WHAT YOU ARE ASKED TO DO
Reproduce the material verbatim from its first line up to and including the line containing "x-tick-label: 6am (411, 680, 432, 691)".

INPUT FOR THIS TASK
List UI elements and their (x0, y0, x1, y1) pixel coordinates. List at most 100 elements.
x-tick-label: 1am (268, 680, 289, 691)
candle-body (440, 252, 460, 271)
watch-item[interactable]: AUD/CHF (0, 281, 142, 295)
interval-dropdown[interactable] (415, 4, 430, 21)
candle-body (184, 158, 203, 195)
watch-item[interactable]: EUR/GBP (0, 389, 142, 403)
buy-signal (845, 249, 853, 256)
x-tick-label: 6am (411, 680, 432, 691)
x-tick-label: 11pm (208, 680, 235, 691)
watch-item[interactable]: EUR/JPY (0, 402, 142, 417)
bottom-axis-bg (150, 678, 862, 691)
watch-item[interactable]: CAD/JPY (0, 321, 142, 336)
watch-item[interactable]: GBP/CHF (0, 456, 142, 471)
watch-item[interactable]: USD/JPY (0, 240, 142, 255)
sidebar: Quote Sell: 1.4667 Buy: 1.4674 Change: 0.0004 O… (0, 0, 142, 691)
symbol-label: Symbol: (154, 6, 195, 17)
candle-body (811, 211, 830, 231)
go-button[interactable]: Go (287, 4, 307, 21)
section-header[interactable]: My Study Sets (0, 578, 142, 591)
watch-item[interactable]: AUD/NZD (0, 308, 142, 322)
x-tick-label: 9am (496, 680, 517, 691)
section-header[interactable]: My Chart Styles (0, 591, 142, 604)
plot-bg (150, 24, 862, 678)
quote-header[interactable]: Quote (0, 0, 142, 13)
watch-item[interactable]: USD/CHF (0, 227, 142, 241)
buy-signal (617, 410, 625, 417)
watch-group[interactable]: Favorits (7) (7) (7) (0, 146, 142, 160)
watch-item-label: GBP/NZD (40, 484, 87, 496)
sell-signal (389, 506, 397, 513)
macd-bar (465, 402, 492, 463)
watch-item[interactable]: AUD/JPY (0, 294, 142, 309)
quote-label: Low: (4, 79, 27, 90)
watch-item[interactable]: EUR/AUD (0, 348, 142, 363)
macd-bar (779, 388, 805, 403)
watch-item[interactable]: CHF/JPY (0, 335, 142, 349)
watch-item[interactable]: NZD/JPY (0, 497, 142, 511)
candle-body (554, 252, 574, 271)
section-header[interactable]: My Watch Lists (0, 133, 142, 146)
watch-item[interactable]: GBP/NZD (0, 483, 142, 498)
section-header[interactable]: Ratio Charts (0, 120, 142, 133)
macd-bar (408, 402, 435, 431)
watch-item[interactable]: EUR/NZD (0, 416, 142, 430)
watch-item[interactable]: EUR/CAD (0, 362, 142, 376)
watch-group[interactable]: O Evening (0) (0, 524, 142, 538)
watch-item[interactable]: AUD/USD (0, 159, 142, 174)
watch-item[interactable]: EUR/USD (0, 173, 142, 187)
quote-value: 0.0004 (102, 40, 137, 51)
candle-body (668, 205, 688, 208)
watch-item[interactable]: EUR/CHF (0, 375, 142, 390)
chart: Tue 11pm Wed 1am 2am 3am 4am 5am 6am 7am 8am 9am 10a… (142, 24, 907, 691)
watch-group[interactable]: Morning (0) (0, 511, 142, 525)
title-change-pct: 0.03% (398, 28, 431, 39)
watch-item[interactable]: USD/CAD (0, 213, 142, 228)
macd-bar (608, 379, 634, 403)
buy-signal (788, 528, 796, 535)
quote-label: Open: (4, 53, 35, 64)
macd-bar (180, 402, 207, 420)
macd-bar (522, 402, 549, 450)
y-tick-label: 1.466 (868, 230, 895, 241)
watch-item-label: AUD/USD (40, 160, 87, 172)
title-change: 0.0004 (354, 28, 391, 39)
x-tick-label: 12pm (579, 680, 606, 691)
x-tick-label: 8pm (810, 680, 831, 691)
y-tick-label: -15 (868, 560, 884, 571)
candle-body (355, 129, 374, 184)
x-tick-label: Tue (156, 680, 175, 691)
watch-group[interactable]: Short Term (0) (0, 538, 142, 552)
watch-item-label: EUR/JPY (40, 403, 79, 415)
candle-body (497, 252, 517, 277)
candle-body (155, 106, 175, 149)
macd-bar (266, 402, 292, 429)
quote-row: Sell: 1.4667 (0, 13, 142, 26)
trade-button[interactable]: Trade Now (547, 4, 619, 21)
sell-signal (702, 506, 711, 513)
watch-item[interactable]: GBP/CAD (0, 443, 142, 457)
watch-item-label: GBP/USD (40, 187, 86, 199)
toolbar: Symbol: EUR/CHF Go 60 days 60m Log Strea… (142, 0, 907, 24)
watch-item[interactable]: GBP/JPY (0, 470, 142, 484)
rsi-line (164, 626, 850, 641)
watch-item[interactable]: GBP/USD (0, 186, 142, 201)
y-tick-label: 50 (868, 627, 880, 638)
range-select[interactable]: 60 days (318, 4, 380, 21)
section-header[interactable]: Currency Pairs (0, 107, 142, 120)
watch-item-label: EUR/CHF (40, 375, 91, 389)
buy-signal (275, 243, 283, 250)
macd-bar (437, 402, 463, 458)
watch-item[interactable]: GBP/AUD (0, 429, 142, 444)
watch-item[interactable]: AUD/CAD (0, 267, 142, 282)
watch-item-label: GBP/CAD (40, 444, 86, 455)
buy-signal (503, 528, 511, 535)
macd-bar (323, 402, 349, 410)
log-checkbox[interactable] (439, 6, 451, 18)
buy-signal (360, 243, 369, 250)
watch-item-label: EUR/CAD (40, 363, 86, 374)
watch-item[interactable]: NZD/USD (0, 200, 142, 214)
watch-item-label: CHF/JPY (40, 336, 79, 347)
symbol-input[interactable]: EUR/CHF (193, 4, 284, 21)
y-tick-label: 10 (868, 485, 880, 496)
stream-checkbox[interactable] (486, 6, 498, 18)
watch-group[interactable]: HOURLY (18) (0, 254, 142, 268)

SOLUTION BELOW
List UI elements and their (x0, y0, x1, y1) pixel coordinates. List at most 100 elements.
x-tick-label: 1am (268, 680, 289, 691)
candle-body (440, 252, 460, 271)
watch-item[interactable]: AUD/CHF (0, 281, 142, 295)
interval-dropdown[interactable] (415, 4, 430, 21)
candle-body (184, 158, 203, 195)
watch-item[interactable]: EUR/GBP (0, 389, 142, 403)
buy-signal (845, 249, 853, 256)
x-tick-label: 6am (411, 680, 432, 691)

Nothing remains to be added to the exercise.